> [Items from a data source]
+---+

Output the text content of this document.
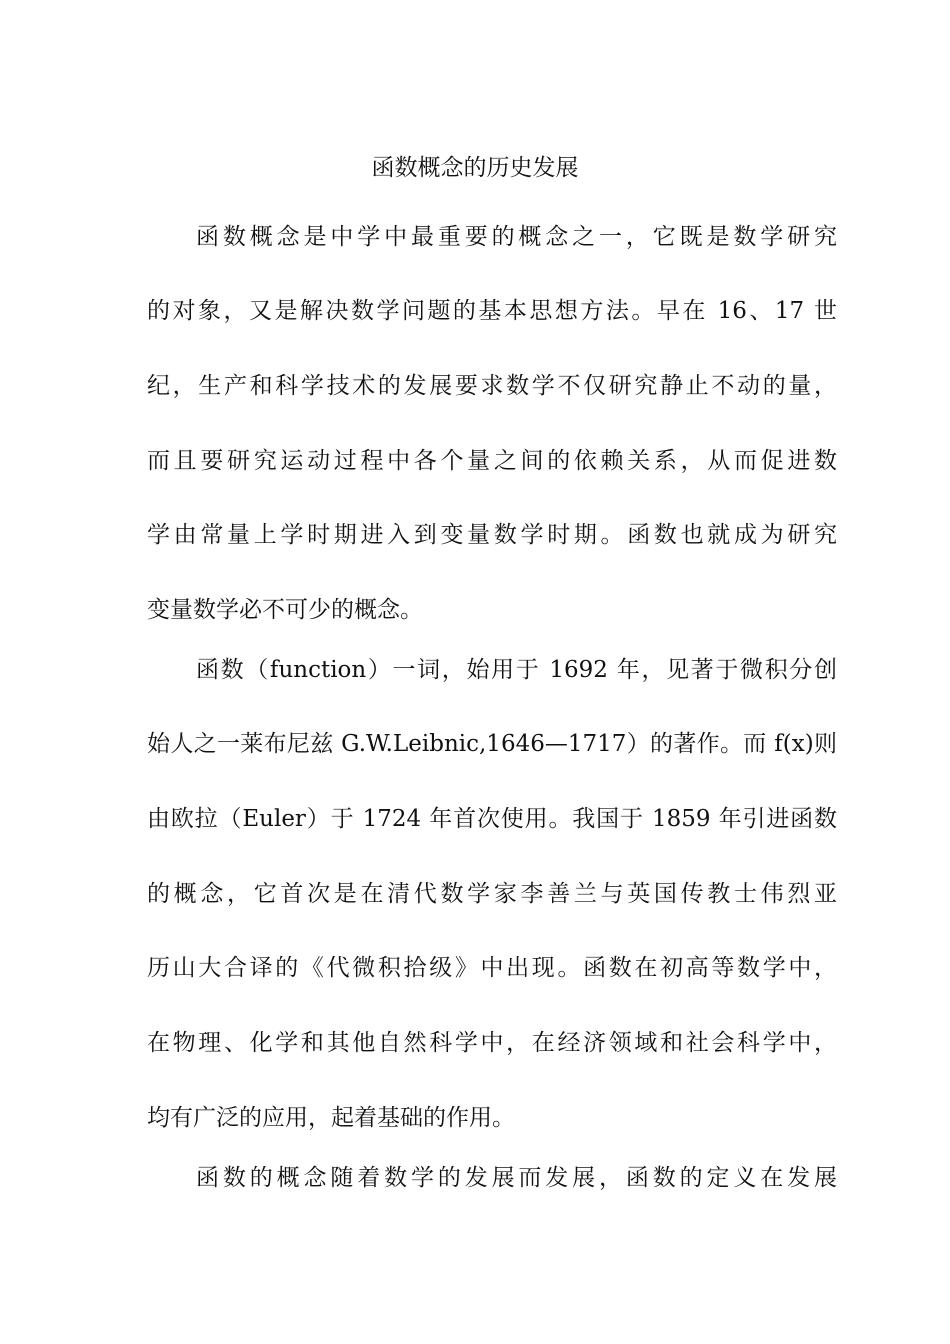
函数概念的历史发展

函数概念是中学中最重要的概念之一，它既是数学研究

的对象，又是解决数学问题的基本思想方法。早在 16、17 世

纪，生产和科学技术的发展要求数学不仅研究静止不动的量，

而且要研究运动过程中各个量之间的依赖关系，从而促进数

学由常量上学时期进入到变量数学时期。函数也就成为研究

变量数学必不可少的概念。

函数（function）一词，始用于 1692 年，见著于微积分创

始人之一莱布尼兹 G.W.Leibnic,1646—1717）的著作。而 f(x)则

由欧拉（Euler）于 1724 年首次使用。我国于 1859 年引进函数

的概念，它首次是在清代数学家李善兰与英国传教士伟烈亚

历山大合译的《代微积拾级》中出现。函数在初高等数学中，

在物理、化学和其他自然科学中，在经济领域和社会科学中，

均有广泛的应用，起着基础的作用。

函数的概念随着数学的发展而发展，函数的定义在发展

+---+

> [Goal] Go through the listing above and write it out again exactly, dropping the pictures.

> [Completed exercise]
Output the text content of this document.
函数概念的历史发展

函数概念是中学中最重要的概念之一，它既是数学研究

的对象，又是解决数学问题的基本思想方法。早在 16、17 世

纪，生产和科学技术的发展要求数学不仅研究静止不动的量，

而且要研究运动过程中各个量之间的依赖关系，从而促进数

学由常量上学时期进入到变量数学时期。函数也就成为研究

变量数学必不可少的概念。

函数（function）一词，始用于 1692 年，见著于微积分创

始人之一莱布尼兹 G.W.Leibnic,1646—1717）的著作。而 f(x)则

由欧拉（Euler）于 1724 年首次使用。我国于 1859 年引进函数

的概念，它首次是在清代数学家李善兰与英国传教士伟烈亚

历山大合译的《代微积拾级》中出现。函数在初高等数学中，

在物理、化学和其他自然科学中，在经济领域和社会科学中，

均有广泛的应用，起着基础的作用。

函数的概念随着数学的发展而发展，函数的定义在发展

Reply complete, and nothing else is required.